Element position data
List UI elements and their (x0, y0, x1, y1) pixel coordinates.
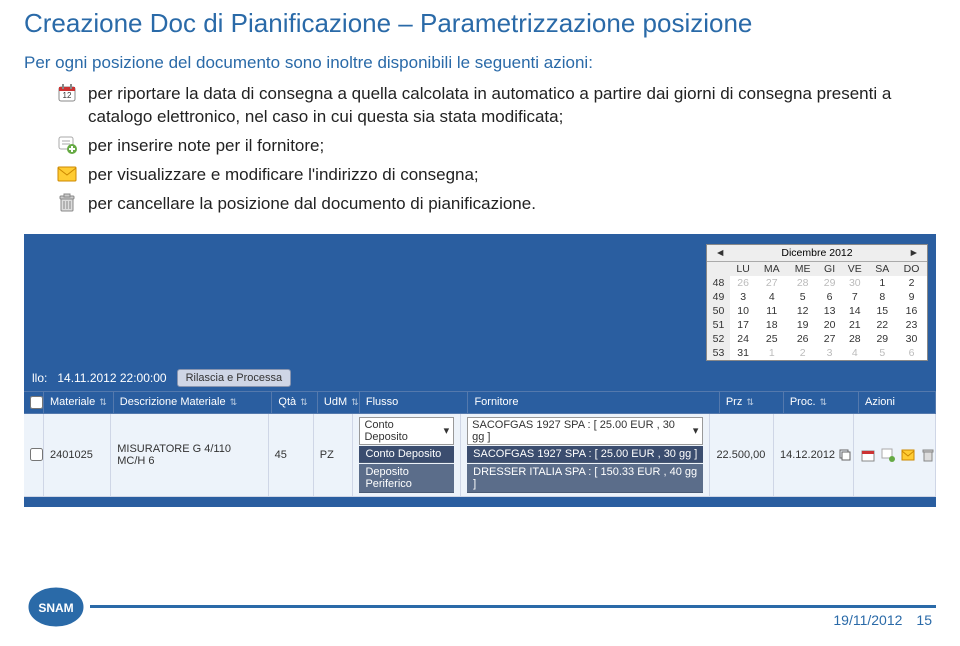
col-materiale[interactable]: Materiale (50, 396, 95, 408)
calendar-popup[interactable]: ◄ Dicembre 2012 ► LUMAMEGIVESADO 4826272… (706, 244, 928, 361)
sort-icon[interactable]: ⇅ (746, 397, 754, 408)
col-flusso[interactable]: Flusso (366, 396, 398, 408)
trash-icon (56, 193, 78, 213)
actions-list: 12 per riportare la data di consegna a q… (24, 83, 936, 216)
col-qta[interactable]: Qtà (278, 396, 296, 408)
table-row: 2401025 MISURATORE G 4/110 MC/H 6 45 PZ … (24, 414, 936, 497)
action-text: per inserire note per il fornitore; (88, 135, 936, 158)
action-text: per riportare la data di consegna a quel… (88, 83, 936, 129)
cell-proc: 14.12.2012 (780, 449, 835, 461)
cell-materiale: 2401025 (44, 414, 111, 496)
cell-qta: 45 (269, 414, 314, 496)
flusso-option[interactable]: Conto Deposito (359, 446, 454, 463)
calendar-grid[interactable]: LUMAMEGIVESADO 4826272829301249345678950… (707, 262, 927, 360)
footer-divider (90, 605, 936, 608)
envelope-icon[interactable] (900, 447, 916, 463)
sort-icon[interactable]: ⇅ (230, 397, 238, 408)
row-checkbox[interactable] (30, 448, 43, 461)
footer-page: 15 (916, 612, 932, 628)
sort-icon[interactable]: ⇅ (300, 397, 308, 408)
llo-value: 14.11.2012 22:00:00 (57, 371, 166, 385)
col-fornitore[interactable]: Fornitore (474, 396, 518, 408)
note-plus-icon[interactable] (880, 447, 896, 463)
svg-text:SNAM: SNAM (38, 601, 73, 615)
action-item: per visualizzare e modificare l'indirizz… (56, 164, 936, 187)
calendar-next-icon[interactable]: ► (905, 247, 923, 259)
sort-icon[interactable]: ⇅ (820, 397, 828, 408)
fornitore-option[interactable]: DRESSER ITALIA SPA : [ 150.33 EUR , 40 g… (467, 464, 703, 493)
flusso-select[interactable]: Conto Deposito ▾ (359, 417, 454, 445)
calendar-month-label: Dicembre 2012 (781, 247, 852, 259)
info-row: llo: 14.11.2012 22:00:00 Rilascia e Proc… (24, 365, 936, 391)
llo-label: llo: (32, 371, 47, 385)
chevron-down-icon: ▾ (444, 424, 450, 437)
note-plus-icon (56, 135, 78, 155)
snam-logo: SNAM (28, 587, 84, 632)
col-udm[interactable]: UdM (324, 396, 347, 408)
calendar-prev-icon[interactable]: ◄ (711, 247, 729, 259)
calendar-icon[interactable] (860, 447, 876, 463)
footer: SNAM 19/11/2012 15 (0, 590, 960, 646)
col-azioni: Azioni (865, 396, 895, 408)
rilascia-processa-button[interactable]: Rilascia e Processa (177, 369, 292, 387)
cell-udm: PZ (314, 414, 354, 496)
calendar-icon: 12 (56, 83, 78, 103)
embedded-screenshot: ◄ Dicembre 2012 ► LUMAMEGIVESADO 4826272… (24, 234, 936, 507)
action-item: 12 per riportare la data di consegna a q… (56, 83, 936, 129)
flusso-option[interactable]: Deposito Periferico (359, 464, 454, 493)
chevron-down-icon: ▾ (693, 424, 699, 437)
sort-icon[interactable]: ⇅ (99, 397, 107, 408)
action-text: per cancellare la posizione dal document… (88, 193, 936, 216)
footer-date: 19/11/2012 (833, 612, 902, 628)
action-item: per inserire note per il fornitore; (56, 135, 936, 158)
intro-text: Per ogni posizione del documento sono in… (24, 53, 936, 73)
col-proc[interactable]: Proc. (790, 396, 816, 408)
col-prz[interactable]: Prz (726, 396, 743, 408)
cell-prz: 22.500,00 (710, 414, 774, 496)
action-item: per cancellare la posizione dal document… (56, 193, 936, 216)
copy-icon[interactable] (839, 447, 851, 463)
fornitore-option[interactable]: SACOFGAS 1927 SPA : [ 25.00 EUR , 30 gg … (467, 446, 703, 463)
fornitore-select[interactable]: SACOFGAS 1927 SPA : [ 25.00 EUR , 30 gg … (467, 417, 703, 445)
table-header: Materiale ⇅ Descrizione Materiale ⇅ Qtà ⇅ U… (24, 391, 936, 414)
col-descrizione[interactable]: Descrizione Materiale (120, 396, 226, 408)
svg-text:12: 12 (63, 91, 72, 100)
select-all-checkbox[interactable] (30, 396, 43, 409)
envelope-icon (56, 164, 78, 184)
page-title: Creazione Doc di Pianificazione – Parame… (24, 8, 936, 39)
cell-descrizione: MISURATORE G 4/110 MC/H 6 (111, 414, 268, 496)
trash-icon[interactable] (920, 447, 936, 463)
sort-icon[interactable]: ⇅ (351, 397, 359, 408)
action-text: per visualizzare e modificare l'indirizz… (88, 164, 936, 187)
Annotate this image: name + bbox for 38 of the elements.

Instructions for the task
Rewrite the stretch of rows from the one containing "col-materiale[interactable]: Materiale (50, 396, 95, 408)" through the one containing "trash-icon (56, 193, 78, 213)", replacing "sort-icon" with "sort-button" and leaving everything else unchanged.

Correct output
col-materiale[interactable]: Materiale (50, 396, 95, 408)
calendar-popup[interactable]: ◄ Dicembre 2012 ► LUMAMEGIVESADO 4826272… (706, 244, 928, 361)
sort-button[interactable]: ⇅ (746, 397, 754, 408)
col-flusso[interactable]: Flusso (366, 396, 398, 408)
trash-icon (56, 193, 78, 213)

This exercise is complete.